> [Written task] Transcribe the records below exactly as they appear, omitting any pictures.

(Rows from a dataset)
________
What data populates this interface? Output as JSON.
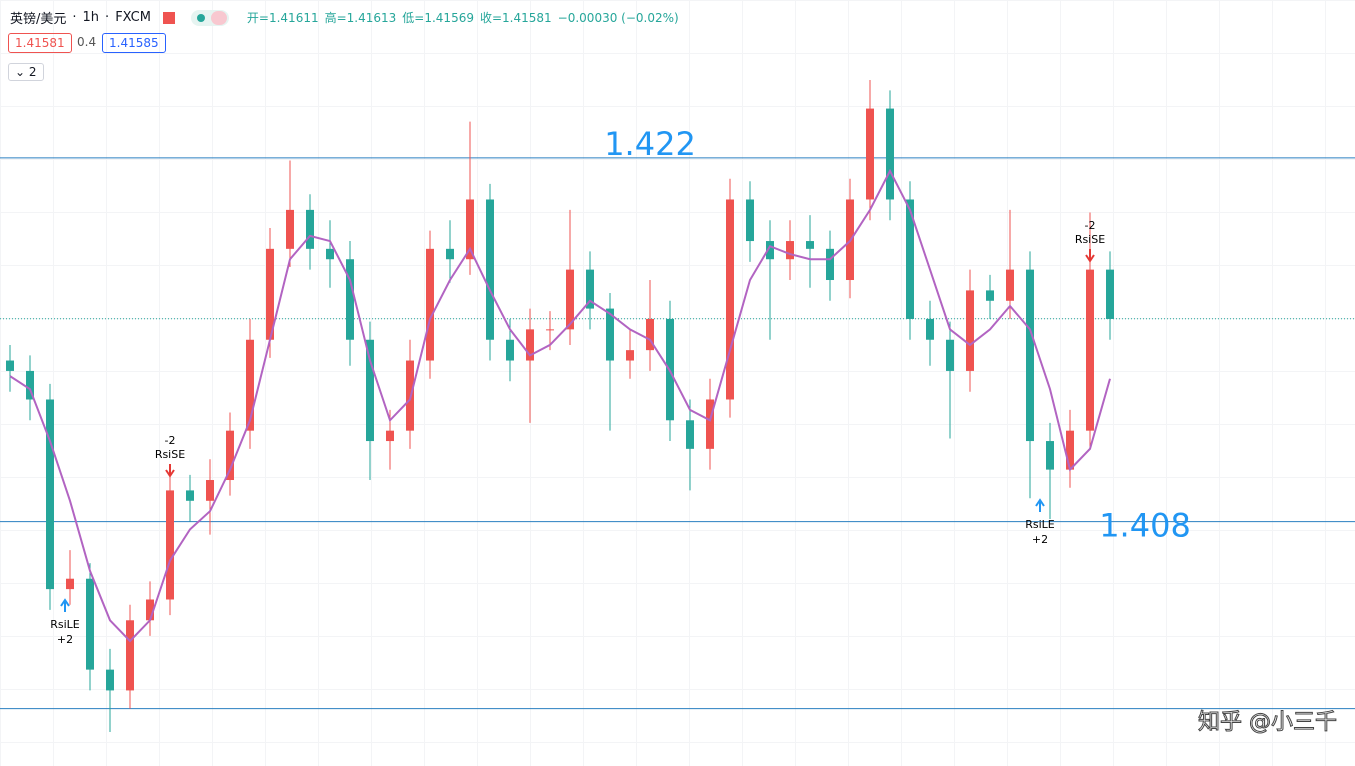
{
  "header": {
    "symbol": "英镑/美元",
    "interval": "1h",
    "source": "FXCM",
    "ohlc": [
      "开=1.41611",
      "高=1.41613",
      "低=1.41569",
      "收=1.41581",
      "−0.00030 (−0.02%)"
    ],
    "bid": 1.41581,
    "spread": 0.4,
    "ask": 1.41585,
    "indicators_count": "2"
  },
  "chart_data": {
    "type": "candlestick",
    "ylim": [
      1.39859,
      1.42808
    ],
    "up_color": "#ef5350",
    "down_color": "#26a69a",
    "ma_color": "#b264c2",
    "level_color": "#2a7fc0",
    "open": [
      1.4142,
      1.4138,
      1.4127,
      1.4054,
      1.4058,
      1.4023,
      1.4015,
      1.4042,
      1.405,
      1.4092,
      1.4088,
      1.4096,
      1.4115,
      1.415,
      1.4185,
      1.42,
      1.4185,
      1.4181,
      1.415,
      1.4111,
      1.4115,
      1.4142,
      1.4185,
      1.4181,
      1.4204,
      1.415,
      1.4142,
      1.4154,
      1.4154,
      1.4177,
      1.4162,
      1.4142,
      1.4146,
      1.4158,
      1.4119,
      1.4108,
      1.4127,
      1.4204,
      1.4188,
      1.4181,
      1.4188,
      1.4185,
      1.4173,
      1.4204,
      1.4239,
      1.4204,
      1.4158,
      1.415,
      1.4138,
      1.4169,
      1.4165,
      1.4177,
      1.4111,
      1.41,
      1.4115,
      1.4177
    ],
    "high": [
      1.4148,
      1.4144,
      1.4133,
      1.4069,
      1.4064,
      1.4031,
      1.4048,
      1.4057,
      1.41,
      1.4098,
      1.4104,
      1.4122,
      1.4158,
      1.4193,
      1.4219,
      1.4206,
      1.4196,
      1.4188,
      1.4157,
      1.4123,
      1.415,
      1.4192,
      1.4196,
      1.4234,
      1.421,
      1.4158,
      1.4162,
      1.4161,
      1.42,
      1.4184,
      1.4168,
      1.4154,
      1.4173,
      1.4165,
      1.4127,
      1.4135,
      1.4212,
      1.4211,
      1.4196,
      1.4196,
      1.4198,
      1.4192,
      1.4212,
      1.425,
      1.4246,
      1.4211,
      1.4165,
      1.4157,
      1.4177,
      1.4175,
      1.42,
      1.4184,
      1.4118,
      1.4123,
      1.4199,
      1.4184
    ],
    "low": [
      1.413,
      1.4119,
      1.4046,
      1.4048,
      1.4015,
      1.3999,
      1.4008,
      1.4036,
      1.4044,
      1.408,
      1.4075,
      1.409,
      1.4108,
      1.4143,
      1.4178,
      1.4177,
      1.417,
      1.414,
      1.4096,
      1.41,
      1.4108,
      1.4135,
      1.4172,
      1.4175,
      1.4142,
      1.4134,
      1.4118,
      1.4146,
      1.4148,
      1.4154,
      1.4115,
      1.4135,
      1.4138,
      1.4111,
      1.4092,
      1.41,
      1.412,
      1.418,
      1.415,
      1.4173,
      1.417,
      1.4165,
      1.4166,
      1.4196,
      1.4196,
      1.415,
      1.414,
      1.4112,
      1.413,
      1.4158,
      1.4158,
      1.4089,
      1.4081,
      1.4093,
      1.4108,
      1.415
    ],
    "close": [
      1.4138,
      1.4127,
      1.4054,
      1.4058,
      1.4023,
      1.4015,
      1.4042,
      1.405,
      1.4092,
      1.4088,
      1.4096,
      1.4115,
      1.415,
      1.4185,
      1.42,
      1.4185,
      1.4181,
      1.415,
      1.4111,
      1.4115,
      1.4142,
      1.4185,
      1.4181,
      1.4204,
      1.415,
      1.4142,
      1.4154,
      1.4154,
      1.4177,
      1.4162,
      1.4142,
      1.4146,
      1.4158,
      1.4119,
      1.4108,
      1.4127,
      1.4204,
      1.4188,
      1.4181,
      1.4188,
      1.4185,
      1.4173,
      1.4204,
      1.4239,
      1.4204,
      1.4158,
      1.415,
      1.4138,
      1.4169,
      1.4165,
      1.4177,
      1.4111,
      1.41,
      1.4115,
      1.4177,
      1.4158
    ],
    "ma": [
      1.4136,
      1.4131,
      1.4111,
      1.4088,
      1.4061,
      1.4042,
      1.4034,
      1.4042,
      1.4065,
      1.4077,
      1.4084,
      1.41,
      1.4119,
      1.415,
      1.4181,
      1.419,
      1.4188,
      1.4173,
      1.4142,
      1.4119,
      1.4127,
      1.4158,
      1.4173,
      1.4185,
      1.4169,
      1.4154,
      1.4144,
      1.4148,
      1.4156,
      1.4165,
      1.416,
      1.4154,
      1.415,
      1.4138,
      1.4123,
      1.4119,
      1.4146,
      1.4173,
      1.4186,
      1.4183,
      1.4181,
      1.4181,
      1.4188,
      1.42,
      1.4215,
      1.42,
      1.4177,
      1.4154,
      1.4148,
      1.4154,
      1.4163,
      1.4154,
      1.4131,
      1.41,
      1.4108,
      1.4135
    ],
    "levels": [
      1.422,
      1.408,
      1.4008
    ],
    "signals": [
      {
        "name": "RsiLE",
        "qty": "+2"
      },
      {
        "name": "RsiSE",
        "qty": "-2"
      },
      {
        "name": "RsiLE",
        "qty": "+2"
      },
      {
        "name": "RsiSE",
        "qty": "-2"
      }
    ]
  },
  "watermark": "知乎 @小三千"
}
________
> [Result below]
What data populates this interface? Output as JSON.
{
  "header": {
    "symbol": "英镑/美元",
    "interval": "1h",
    "source": "FXCM",
    "ohlc": [
      "开=1.41611",
      "高=1.41613",
      "低=1.41569",
      "收=1.41581",
      "−0.00030 (−0.02%)"
    ],
    "bid": 1.41581,
    "spread": 0.4,
    "ask": 1.41585,
    "indicators_count": "2"
  },
  "chart_data": {
    "type": "candlestick",
    "ylim": [
      1.39859,
      1.42808
    ],
    "up_color": "#ef5350",
    "down_color": "#26a69a",
    "ma_color": "#b264c2",
    "level_color": "#2a7fc0",
    "open": [
      1.4142,
      1.4138,
      1.4127,
      1.4054,
      1.4058,
      1.4023,
      1.4015,
      1.4042,
      1.405,
      1.4092,
      1.4088,
      1.4096,
      1.4115,
      1.415,
      1.4185,
      1.42,
      1.4185,
      1.4181,
      1.415,
      1.4111,
      1.4115,
      1.4142,
      1.4185,
      1.4181,
      1.4204,
      1.415,
      1.4142,
      1.4154,
      1.4154,
      1.4177,
      1.4162,
      1.4142,
      1.4146,
      1.4158,
      1.4119,
      1.4108,
      1.4127,
      1.4204,
      1.4188,
      1.4181,
      1.4188,
      1.4185,
      1.4173,
      1.4204,
      1.4239,
      1.4204,
      1.4158,
      1.415,
      1.4138,
      1.4169,
      1.4165,
      1.4177,
      1.4111,
      1.41,
      1.4115,
      1.4177
    ],
    "high": [
      1.4148,
      1.4144,
      1.4133,
      1.4069,
      1.4064,
      1.4031,
      1.4048,
      1.4057,
      1.41,
      1.4098,
      1.4104,
      1.4122,
      1.4158,
      1.4193,
      1.4219,
      1.4206,
      1.4196,
      1.4188,
      1.4157,
      1.4123,
      1.415,
      1.4192,
      1.4196,
      1.4234,
      1.421,
      1.4158,
      1.4162,
      1.4161,
      1.42,
      1.4184,
      1.4168,
      1.4154,
      1.4173,
      1.4165,
      1.4127,
      1.4135,
      1.4212,
      1.4211,
      1.4196,
      1.4196,
      1.4198,
      1.4192,
      1.4212,
      1.425,
      1.4246,
      1.4211,
      1.4165,
      1.4157,
      1.4177,
      1.4175,
      1.42,
      1.4184,
      1.4118,
      1.4123,
      1.4199,
      1.4184
    ],
    "low": [
      1.413,
      1.4119,
      1.4046,
      1.4048,
      1.4015,
      1.3999,
      1.4008,
      1.4036,
      1.4044,
      1.408,
      1.4075,
      1.409,
      1.4108,
      1.4143,
      1.4178,
      1.4177,
      1.417,
      1.414,
      1.4096,
      1.41,
      1.4108,
      1.4135,
      1.4172,
      1.4175,
      1.4142,
      1.4134,
      1.4118,
      1.4146,
      1.4148,
      1.4154,
      1.4115,
      1.4135,
      1.4138,
      1.4111,
      1.4092,
      1.41,
      1.412,
      1.418,
      1.415,
      1.4173,
      1.417,
      1.4165,
      1.4166,
      1.4196,
      1.4196,
      1.415,
      1.414,
      1.4112,
      1.413,
      1.4158,
      1.4158,
      1.4089,
      1.4081,
      1.4093,
      1.4108,
      1.415
    ],
    "close": [
      1.4138,
      1.4127,
      1.4054,
      1.4058,
      1.4023,
      1.4015,
      1.4042,
      1.405,
      1.4092,
      1.4088,
      1.4096,
      1.4115,
      1.415,
      1.4185,
      1.42,
      1.4185,
      1.4181,
      1.415,
      1.4111,
      1.4115,
      1.4142,
      1.4185,
      1.4181,
      1.4204,
      1.415,
      1.4142,
      1.4154,
      1.4154,
      1.4177,
      1.4162,
      1.4142,
      1.4146,
      1.4158,
      1.4119,
      1.4108,
      1.4127,
      1.4204,
      1.4188,
      1.4181,
      1.4188,
      1.4185,
      1.4173,
      1.4204,
      1.4239,
      1.4204,
      1.4158,
      1.415,
      1.4138,
      1.4169,
      1.4165,
      1.4177,
      1.4111,
      1.41,
      1.4115,
      1.4177,
      1.4158
    ],
    "ma": [
      1.4136,
      1.4131,
      1.4111,
      1.4088,
      1.4061,
      1.4042,
      1.4034,
      1.4042,
      1.4065,
      1.4077,
      1.4084,
      1.41,
      1.4119,
      1.415,
      1.4181,
      1.419,
      1.4188,
      1.4173,
      1.4142,
      1.4119,
      1.4127,
      1.4158,
      1.4173,
      1.4185,
      1.4169,
      1.4154,
      1.4144,
      1.4148,
      1.4156,
      1.4165,
      1.416,
      1.4154,
      1.415,
      1.4138,
      1.4123,
      1.4119,
      1.4146,
      1.4173,
      1.4186,
      1.4183,
      1.4181,
      1.4181,
      1.4188,
      1.42,
      1.4215,
      1.42,
      1.4177,
      1.4154,
      1.4148,
      1.4154,
      1.4163,
      1.4154,
      1.4131,
      1.41,
      1.4108,
      1.4135
    ],
    "levels": [
      1.422,
      1.408,
      1.4008
    ],
    "signals": [
      {
        "name": "RsiLE",
        "qty": "+2"
      },
      {
        "name": "RsiSE",
        "qty": "-2"
      },
      {
        "name": "RsiLE",
        "qty": "+2"
      },
      {
        "name": "RsiSE",
        "qty": "-2"
      }
    ]
  },
  "watermark": "知乎 @小三千"
}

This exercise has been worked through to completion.